Scan the data for "除了自己的身體之外" and copy the lines it appears in.

Start Supplied entries

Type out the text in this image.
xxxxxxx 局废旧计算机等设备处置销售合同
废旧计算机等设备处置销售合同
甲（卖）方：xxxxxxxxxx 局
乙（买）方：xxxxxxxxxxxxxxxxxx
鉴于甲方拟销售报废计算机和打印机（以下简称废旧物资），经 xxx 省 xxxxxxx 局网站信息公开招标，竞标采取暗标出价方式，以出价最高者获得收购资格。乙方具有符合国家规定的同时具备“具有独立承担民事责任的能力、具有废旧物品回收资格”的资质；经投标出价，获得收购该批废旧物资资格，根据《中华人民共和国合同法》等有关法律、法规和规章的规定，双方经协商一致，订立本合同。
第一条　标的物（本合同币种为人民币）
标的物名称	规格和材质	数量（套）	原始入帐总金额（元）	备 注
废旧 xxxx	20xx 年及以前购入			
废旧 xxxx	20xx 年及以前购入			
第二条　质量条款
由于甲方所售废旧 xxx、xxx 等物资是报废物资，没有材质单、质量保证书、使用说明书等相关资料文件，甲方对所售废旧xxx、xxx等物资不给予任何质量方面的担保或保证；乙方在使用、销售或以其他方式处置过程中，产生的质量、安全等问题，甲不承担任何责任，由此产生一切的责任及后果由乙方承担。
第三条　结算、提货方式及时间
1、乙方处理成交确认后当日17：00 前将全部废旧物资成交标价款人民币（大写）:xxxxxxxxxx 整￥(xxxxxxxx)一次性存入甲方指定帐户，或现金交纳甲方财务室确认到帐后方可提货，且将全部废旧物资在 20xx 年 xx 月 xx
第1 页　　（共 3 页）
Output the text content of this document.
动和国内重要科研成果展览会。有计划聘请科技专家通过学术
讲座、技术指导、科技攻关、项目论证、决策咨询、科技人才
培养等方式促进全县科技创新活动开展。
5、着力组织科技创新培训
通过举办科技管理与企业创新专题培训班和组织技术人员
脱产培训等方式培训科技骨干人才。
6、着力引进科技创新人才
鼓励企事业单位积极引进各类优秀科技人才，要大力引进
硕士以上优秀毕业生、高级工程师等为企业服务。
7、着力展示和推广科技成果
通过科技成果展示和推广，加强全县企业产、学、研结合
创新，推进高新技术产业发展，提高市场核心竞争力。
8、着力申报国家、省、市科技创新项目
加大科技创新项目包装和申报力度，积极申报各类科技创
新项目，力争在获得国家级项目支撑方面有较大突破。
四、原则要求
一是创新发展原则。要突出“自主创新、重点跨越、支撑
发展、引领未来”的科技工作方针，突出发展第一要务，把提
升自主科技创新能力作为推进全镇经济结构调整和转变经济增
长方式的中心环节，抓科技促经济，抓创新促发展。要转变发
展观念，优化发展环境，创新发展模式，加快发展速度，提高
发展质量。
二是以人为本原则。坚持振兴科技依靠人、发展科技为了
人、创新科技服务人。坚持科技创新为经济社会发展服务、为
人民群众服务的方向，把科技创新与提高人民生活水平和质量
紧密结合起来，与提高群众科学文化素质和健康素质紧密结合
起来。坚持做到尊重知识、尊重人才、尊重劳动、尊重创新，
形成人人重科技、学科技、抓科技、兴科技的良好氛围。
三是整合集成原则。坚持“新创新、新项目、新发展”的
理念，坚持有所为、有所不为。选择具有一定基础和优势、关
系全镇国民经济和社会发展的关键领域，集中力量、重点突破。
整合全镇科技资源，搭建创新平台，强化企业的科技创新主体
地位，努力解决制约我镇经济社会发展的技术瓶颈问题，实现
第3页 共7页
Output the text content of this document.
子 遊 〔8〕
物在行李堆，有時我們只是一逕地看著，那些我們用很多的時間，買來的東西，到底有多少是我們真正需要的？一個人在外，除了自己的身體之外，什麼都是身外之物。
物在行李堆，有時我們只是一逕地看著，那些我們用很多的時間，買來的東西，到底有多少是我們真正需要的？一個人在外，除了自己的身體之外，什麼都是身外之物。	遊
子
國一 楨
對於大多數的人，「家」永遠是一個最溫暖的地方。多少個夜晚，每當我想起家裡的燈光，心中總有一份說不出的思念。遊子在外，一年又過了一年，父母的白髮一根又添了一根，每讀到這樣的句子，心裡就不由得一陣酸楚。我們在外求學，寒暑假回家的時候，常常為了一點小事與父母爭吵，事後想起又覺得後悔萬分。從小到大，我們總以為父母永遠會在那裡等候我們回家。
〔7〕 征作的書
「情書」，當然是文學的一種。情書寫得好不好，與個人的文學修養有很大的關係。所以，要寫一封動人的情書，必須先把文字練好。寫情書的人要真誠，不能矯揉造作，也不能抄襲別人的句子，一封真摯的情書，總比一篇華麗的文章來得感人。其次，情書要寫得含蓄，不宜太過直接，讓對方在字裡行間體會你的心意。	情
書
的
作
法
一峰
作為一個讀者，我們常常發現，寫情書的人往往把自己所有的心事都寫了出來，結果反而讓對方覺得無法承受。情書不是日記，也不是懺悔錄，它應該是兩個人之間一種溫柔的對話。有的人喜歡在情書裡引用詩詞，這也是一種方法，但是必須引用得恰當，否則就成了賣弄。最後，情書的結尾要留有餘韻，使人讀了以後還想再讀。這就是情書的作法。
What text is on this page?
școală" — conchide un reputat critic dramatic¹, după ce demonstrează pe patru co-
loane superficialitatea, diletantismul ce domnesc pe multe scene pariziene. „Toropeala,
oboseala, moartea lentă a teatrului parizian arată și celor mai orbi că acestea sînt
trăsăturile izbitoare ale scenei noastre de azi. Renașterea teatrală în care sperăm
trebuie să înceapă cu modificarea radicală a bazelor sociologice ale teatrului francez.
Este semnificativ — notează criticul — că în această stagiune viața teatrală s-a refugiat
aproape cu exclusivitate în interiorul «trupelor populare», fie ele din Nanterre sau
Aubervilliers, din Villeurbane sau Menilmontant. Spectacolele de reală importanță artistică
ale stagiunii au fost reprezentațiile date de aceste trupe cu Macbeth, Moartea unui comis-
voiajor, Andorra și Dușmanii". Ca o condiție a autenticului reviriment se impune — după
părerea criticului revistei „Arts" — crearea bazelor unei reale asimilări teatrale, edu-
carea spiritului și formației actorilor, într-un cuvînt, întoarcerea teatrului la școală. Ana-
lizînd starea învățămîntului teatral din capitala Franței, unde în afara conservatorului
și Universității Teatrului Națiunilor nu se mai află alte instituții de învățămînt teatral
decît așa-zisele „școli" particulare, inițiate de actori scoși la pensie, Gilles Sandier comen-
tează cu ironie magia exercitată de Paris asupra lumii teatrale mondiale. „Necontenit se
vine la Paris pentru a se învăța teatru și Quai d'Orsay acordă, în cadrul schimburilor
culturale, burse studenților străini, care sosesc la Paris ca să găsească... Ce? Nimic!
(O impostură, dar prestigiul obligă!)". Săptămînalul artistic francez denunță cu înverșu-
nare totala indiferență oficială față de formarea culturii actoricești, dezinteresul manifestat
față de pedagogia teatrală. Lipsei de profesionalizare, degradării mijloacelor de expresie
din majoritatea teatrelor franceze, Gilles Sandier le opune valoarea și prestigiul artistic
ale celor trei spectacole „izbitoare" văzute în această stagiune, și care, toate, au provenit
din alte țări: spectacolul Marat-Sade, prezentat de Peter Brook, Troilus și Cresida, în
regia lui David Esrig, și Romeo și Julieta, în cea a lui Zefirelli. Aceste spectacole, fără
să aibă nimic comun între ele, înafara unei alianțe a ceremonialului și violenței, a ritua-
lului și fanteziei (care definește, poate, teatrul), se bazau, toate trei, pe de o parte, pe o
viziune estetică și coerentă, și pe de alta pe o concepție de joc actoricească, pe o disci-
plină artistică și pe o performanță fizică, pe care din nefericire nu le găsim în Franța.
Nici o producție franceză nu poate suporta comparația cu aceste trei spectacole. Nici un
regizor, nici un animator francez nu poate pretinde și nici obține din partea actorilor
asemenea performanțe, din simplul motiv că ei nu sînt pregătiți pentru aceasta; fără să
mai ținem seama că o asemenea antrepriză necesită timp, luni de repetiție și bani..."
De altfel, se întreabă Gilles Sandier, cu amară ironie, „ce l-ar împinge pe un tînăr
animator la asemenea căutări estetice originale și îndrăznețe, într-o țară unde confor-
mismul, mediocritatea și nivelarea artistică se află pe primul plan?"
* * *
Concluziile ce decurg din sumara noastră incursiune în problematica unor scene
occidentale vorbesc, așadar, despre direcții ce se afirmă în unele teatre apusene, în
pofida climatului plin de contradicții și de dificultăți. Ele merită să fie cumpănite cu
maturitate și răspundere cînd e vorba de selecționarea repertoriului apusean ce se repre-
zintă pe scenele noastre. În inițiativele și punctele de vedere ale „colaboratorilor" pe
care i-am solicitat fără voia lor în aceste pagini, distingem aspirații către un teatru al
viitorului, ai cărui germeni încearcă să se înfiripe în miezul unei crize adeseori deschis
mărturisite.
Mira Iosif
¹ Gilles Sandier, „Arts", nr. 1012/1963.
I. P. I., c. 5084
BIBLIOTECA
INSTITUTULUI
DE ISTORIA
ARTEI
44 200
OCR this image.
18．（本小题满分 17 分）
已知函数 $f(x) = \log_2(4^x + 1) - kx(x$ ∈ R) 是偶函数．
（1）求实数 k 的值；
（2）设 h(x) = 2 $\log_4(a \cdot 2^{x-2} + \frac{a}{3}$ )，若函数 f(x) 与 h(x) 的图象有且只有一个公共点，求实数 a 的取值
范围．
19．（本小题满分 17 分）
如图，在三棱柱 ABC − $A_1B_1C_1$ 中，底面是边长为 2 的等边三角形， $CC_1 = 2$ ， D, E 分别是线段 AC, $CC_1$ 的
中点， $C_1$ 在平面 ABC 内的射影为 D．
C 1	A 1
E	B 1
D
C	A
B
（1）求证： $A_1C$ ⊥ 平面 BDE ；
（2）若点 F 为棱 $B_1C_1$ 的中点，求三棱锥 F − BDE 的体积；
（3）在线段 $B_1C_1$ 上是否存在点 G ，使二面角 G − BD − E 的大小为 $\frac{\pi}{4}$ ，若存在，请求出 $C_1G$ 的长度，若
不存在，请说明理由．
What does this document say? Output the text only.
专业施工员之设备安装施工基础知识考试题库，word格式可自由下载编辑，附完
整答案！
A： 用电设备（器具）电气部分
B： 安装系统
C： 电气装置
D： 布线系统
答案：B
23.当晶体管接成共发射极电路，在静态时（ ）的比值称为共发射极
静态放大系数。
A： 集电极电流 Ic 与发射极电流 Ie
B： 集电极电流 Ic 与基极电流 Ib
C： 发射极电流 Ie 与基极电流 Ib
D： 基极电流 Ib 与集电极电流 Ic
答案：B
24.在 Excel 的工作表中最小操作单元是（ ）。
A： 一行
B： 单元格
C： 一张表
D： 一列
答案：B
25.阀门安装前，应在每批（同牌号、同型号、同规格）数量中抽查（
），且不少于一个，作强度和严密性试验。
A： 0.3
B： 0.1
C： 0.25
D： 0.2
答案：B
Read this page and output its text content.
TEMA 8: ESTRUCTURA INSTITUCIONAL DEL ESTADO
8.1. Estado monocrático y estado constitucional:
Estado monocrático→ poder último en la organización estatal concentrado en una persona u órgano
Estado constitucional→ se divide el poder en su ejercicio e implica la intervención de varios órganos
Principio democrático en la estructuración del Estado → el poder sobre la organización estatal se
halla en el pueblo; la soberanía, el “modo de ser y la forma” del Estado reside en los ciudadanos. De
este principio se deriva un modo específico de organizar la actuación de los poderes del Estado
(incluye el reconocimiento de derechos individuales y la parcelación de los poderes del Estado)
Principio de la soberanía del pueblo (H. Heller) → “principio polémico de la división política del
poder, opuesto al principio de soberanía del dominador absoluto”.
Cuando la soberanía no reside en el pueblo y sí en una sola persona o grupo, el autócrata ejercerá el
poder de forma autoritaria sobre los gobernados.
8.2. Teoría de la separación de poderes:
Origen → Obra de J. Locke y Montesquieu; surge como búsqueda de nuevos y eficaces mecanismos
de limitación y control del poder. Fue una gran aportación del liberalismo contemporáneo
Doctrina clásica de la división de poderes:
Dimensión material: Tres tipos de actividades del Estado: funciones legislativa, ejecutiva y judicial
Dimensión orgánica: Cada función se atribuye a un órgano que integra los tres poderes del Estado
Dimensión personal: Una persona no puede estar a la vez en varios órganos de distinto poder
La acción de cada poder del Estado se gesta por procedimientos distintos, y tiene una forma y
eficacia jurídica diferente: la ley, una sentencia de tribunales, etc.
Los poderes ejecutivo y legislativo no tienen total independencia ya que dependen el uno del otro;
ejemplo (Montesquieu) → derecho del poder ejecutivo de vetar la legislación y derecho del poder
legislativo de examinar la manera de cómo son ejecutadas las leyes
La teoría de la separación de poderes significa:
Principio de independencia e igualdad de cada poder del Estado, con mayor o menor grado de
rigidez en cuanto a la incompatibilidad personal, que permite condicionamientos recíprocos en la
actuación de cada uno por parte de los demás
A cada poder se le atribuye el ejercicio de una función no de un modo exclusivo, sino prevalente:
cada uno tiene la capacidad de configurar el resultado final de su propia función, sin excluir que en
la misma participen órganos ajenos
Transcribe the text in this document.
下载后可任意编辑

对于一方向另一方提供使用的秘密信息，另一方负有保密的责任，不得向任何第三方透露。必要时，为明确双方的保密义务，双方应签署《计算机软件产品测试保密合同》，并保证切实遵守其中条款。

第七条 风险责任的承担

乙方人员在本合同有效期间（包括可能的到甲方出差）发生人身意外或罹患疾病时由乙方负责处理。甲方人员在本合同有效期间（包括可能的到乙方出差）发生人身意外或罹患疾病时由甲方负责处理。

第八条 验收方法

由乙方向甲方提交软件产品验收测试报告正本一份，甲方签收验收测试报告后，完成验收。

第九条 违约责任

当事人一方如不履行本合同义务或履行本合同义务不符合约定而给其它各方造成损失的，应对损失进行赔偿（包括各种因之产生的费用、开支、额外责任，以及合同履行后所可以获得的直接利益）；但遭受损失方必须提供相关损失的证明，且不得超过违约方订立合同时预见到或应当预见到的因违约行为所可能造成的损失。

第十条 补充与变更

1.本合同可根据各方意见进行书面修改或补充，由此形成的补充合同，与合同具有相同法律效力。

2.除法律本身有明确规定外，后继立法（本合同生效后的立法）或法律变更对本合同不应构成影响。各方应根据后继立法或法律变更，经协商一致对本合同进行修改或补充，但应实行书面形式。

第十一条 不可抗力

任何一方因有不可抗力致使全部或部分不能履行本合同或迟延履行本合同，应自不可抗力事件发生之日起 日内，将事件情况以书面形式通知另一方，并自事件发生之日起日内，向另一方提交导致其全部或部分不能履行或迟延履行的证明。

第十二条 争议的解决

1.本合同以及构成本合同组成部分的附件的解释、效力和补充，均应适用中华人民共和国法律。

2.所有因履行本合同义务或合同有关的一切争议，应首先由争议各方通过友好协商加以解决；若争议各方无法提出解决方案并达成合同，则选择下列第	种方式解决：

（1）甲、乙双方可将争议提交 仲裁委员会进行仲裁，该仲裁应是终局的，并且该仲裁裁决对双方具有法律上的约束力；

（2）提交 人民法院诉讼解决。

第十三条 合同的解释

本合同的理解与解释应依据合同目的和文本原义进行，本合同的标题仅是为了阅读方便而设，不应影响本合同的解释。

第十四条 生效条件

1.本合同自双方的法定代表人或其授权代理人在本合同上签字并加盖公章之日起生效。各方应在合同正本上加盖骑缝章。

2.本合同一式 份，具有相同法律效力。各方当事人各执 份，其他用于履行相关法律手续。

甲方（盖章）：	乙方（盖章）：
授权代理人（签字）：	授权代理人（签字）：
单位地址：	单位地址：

End Supplied entries

* _Solved problem_:
物在行李堆，有時我們只是一逕地看著，那些我們用很多的時間，買來的東西，到底有多少是我們真正需要的？一個人在外，除了自己的身體之外，什麼都是身外之物。
物在行李堆，有時我們只是一逕地看著，那些我們用很多的時間，買來的東西，到底有多少是我們真正需要的？一個人在外，除了自己的身體之外，什麼都是身外之物。	遊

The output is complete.